GOAL: Across all the lines below, how many contain the string "appropriate"? Please reply with the number only.

··· STORED DATA ···

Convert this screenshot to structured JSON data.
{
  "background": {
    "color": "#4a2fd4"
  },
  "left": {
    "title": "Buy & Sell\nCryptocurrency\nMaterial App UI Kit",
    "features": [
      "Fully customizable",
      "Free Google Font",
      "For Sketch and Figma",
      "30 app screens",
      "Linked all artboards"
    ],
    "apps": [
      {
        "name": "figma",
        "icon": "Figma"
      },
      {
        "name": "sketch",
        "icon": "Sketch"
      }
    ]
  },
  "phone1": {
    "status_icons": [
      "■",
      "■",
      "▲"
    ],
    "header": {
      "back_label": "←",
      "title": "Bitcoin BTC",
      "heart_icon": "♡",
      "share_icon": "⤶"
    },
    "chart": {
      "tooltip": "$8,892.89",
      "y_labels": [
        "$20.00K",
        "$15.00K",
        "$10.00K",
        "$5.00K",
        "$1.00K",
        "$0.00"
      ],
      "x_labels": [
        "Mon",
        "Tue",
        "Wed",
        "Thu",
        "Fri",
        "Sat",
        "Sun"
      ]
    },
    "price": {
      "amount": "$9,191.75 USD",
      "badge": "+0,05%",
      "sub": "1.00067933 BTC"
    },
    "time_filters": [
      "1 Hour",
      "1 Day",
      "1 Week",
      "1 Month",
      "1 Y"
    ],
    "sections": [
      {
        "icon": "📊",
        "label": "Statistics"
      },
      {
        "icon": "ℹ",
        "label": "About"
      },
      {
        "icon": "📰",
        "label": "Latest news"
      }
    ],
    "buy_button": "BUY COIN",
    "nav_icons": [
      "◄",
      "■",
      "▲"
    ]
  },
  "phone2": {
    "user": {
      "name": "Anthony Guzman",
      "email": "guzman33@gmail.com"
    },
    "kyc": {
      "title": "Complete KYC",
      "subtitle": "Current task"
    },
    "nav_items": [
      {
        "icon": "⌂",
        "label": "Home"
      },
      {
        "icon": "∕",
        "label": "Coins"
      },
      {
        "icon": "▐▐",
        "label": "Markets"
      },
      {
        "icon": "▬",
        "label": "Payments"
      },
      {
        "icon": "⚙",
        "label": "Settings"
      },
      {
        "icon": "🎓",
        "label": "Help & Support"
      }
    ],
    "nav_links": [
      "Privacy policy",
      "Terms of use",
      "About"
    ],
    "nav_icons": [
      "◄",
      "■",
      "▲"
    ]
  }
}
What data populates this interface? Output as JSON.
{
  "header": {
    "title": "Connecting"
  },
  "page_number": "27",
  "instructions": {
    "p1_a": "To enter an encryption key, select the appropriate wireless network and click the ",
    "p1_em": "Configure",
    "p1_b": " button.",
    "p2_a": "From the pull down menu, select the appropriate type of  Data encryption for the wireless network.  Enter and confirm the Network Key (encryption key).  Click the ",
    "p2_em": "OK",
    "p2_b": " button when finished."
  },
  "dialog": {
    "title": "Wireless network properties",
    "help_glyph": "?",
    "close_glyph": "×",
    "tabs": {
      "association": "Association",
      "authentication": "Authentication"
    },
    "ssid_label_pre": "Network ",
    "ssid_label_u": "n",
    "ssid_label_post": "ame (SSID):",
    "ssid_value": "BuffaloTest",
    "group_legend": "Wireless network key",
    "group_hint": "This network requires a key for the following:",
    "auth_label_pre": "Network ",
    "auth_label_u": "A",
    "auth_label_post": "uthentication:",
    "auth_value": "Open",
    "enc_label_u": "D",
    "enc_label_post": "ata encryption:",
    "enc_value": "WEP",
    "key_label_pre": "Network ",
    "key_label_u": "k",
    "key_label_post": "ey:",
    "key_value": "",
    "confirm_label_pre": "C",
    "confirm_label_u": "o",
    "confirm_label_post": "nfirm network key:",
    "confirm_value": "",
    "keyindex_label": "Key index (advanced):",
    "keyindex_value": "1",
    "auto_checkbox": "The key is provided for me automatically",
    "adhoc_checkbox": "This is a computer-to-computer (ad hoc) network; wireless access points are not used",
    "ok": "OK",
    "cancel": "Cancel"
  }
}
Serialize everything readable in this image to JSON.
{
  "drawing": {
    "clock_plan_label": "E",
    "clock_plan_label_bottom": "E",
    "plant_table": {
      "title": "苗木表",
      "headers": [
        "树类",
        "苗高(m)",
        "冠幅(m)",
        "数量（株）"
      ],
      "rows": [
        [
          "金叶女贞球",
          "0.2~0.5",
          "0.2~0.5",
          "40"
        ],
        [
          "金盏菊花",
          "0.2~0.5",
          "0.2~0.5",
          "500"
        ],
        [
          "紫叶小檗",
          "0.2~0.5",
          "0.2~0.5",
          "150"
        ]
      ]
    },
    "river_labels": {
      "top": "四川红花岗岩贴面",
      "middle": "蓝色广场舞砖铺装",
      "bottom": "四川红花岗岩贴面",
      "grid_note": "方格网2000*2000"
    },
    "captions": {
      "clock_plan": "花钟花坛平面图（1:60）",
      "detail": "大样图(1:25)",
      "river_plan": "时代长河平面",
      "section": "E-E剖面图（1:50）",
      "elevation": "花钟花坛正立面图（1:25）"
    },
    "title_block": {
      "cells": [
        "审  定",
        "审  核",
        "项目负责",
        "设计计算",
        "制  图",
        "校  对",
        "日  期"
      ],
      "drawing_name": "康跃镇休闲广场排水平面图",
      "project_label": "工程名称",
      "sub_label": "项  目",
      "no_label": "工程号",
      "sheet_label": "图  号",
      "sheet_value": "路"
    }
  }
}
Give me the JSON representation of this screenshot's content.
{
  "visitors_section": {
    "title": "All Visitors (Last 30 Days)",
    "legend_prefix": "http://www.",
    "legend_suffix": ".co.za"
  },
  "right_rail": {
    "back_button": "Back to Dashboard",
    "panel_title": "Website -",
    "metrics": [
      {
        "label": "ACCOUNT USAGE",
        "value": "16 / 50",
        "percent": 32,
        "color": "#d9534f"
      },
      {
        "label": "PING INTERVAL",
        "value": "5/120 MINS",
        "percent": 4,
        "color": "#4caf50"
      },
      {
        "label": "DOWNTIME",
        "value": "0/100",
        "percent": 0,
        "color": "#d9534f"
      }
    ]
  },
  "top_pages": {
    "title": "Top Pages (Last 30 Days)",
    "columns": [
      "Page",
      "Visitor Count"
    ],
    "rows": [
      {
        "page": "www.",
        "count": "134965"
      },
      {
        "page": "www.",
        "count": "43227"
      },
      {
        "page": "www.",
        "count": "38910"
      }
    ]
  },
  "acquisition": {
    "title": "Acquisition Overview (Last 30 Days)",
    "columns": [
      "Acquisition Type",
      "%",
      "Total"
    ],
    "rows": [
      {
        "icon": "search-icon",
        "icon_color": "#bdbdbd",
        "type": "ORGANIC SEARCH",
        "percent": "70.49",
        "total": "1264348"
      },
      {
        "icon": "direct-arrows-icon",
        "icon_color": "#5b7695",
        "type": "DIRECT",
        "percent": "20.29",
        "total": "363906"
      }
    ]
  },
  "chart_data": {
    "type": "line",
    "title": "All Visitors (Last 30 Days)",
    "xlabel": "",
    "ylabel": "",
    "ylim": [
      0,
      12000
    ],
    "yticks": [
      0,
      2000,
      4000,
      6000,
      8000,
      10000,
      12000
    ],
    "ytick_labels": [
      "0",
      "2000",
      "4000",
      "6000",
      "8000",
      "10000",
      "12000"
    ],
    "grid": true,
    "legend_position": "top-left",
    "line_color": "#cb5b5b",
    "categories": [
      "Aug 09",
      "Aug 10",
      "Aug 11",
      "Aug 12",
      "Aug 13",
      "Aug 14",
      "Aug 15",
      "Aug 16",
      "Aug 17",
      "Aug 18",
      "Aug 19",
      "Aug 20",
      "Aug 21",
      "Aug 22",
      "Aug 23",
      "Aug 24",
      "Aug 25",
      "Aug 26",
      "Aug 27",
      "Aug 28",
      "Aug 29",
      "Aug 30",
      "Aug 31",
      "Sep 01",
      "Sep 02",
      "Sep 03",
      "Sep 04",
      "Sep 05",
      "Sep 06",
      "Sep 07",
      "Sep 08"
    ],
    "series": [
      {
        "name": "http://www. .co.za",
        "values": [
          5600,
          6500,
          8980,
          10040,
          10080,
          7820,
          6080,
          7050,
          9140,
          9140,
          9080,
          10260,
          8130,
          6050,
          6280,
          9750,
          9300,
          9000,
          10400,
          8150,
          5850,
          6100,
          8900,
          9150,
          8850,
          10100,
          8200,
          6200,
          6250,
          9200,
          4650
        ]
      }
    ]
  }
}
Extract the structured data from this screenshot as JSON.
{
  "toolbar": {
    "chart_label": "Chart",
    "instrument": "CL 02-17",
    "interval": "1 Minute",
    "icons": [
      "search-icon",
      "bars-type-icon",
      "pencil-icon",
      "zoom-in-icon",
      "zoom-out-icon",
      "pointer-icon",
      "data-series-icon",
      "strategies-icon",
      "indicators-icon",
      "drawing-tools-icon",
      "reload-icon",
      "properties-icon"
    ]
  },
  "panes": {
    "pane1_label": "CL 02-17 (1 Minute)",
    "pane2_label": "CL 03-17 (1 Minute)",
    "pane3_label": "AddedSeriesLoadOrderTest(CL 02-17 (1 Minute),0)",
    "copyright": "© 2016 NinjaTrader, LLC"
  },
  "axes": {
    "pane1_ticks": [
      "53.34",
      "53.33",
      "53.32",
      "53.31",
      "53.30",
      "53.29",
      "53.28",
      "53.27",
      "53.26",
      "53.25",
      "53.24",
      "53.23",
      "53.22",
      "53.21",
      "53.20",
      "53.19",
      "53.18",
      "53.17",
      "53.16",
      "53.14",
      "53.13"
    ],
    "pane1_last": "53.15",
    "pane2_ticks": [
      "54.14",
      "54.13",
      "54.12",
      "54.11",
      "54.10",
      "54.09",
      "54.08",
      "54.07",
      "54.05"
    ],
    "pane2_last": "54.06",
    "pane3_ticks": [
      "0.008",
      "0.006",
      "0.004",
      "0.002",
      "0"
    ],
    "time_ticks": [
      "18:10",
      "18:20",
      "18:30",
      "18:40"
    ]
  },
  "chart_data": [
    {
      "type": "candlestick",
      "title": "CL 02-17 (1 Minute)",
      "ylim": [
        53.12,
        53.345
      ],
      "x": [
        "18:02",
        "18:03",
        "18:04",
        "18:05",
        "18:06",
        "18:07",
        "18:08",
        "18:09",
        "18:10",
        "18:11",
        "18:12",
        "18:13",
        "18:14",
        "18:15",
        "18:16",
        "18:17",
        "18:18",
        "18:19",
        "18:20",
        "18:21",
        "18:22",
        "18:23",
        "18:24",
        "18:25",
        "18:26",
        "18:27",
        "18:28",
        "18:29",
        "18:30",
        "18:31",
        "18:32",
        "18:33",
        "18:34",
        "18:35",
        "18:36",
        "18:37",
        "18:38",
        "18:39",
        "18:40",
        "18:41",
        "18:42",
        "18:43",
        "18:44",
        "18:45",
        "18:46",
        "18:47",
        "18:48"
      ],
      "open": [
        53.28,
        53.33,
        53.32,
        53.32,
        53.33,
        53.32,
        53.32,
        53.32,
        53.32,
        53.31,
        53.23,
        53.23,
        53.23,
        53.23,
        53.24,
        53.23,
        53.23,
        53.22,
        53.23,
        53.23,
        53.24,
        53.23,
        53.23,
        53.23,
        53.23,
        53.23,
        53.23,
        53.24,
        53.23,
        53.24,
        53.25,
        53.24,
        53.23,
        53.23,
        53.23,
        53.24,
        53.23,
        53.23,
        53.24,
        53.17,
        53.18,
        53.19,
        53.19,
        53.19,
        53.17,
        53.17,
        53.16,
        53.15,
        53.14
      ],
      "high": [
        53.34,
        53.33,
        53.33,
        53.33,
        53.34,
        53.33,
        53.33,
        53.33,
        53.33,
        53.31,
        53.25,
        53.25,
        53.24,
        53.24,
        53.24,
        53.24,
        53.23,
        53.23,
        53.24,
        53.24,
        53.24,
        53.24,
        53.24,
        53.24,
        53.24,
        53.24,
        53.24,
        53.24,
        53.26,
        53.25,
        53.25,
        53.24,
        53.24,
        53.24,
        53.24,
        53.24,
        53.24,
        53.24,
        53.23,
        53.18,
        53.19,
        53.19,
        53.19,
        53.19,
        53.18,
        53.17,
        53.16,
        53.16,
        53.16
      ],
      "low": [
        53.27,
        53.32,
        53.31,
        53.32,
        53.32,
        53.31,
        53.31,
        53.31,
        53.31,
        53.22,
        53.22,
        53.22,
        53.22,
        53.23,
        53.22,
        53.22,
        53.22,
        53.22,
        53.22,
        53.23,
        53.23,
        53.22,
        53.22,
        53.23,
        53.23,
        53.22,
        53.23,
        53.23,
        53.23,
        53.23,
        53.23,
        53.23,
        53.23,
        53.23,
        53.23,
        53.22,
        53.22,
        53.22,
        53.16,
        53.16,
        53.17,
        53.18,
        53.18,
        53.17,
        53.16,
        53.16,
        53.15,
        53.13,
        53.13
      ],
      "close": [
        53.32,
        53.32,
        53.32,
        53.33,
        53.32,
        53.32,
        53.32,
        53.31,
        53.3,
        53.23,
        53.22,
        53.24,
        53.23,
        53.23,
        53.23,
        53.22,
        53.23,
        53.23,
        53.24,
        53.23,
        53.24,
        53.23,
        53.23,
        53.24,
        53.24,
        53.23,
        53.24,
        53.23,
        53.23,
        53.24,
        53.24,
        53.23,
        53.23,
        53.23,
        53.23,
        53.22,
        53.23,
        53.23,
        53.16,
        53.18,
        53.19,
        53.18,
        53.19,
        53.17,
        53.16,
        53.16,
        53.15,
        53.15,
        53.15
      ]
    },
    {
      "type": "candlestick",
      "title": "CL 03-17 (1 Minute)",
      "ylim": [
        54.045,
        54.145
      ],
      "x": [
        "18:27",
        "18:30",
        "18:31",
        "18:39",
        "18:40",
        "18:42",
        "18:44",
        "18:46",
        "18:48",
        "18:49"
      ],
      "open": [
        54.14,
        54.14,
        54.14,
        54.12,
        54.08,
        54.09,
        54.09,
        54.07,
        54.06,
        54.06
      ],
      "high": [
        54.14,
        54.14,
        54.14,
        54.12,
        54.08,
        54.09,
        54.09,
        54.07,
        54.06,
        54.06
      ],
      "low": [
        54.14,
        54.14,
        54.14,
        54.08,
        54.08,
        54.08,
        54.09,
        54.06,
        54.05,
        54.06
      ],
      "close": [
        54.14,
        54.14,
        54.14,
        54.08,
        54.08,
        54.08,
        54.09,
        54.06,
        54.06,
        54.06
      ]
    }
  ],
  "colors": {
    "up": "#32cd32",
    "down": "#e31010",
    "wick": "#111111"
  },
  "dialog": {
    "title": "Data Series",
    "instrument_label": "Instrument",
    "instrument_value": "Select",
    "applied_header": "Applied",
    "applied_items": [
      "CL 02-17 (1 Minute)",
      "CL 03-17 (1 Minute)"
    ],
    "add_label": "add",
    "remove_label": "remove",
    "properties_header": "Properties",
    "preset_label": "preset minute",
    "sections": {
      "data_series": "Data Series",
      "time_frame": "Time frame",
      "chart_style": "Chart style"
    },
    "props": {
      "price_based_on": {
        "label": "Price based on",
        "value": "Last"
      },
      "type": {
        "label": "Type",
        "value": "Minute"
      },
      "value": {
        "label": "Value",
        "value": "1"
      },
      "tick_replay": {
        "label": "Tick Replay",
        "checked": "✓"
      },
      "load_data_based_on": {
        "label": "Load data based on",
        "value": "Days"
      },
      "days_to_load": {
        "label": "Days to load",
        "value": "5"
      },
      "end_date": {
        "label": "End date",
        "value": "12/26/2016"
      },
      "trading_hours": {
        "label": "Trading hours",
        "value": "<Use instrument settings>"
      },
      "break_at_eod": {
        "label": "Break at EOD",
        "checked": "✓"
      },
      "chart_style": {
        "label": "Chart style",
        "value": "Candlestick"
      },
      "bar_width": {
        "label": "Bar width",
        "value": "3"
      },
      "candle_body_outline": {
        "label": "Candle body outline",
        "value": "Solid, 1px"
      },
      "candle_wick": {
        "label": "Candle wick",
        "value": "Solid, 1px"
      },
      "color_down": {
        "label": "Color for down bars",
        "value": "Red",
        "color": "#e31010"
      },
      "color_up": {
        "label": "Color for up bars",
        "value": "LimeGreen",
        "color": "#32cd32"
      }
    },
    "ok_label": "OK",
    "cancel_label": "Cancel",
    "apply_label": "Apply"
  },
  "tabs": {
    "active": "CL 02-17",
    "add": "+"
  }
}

···

OUTPUT OF THE EXERCISE: 2